Stored data:
-- start --

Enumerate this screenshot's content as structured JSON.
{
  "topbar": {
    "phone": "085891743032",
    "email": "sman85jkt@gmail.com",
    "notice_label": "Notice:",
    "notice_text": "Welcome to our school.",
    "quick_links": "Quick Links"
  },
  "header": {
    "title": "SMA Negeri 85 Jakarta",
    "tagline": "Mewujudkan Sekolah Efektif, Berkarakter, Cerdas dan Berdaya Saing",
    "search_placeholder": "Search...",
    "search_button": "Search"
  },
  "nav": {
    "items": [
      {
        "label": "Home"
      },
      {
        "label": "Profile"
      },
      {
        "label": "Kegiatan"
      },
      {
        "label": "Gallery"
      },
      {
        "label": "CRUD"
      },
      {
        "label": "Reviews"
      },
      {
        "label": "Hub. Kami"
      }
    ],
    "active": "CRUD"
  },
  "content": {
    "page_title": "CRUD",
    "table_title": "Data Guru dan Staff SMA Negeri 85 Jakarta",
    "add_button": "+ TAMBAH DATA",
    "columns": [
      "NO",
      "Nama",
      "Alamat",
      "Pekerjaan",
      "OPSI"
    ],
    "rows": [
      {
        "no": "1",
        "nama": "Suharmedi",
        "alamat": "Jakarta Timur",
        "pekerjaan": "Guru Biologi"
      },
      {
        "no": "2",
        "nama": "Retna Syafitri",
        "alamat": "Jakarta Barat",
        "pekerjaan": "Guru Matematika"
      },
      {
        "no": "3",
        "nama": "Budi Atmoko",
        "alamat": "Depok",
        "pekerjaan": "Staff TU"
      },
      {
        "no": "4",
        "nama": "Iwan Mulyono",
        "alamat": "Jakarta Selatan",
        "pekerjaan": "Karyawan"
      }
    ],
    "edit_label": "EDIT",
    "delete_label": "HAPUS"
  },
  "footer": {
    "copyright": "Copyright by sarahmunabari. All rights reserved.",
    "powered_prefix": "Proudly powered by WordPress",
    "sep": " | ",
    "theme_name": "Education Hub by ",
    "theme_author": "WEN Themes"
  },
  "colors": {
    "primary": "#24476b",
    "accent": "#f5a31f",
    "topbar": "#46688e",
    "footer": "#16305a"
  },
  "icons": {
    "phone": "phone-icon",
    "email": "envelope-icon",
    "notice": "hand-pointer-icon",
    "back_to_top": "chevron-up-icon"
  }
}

-- end --
-- start --

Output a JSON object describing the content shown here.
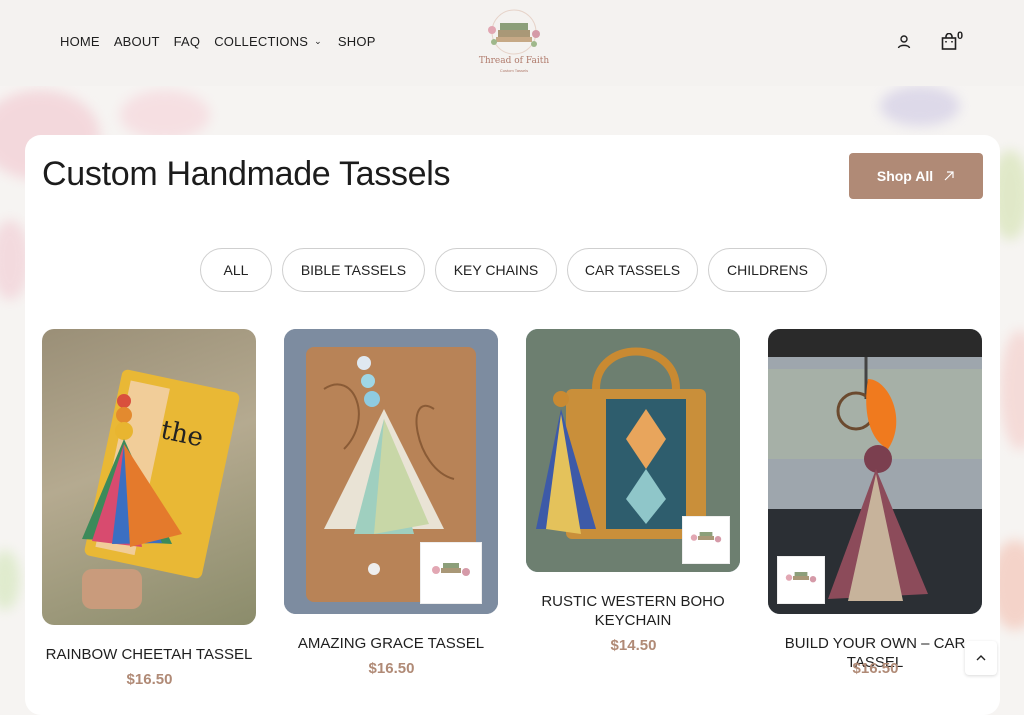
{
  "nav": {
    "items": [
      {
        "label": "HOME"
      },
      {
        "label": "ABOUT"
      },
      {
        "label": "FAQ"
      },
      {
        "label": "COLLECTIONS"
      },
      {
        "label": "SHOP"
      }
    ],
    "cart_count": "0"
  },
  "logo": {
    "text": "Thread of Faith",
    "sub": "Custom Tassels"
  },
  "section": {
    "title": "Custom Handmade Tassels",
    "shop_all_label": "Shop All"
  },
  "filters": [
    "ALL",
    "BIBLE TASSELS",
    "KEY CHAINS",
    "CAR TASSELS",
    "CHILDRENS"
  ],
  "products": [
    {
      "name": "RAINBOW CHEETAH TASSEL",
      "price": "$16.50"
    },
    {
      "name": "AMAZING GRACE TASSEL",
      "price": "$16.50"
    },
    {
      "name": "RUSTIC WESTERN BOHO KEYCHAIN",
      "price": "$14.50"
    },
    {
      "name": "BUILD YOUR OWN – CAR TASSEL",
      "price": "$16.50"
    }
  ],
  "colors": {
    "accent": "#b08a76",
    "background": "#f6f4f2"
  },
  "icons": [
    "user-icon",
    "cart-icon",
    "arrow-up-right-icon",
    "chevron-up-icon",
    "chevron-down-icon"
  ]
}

-- end --

Exercise task: Reply with nothing but the number of lines that contain the word "Guru".

Reply: 3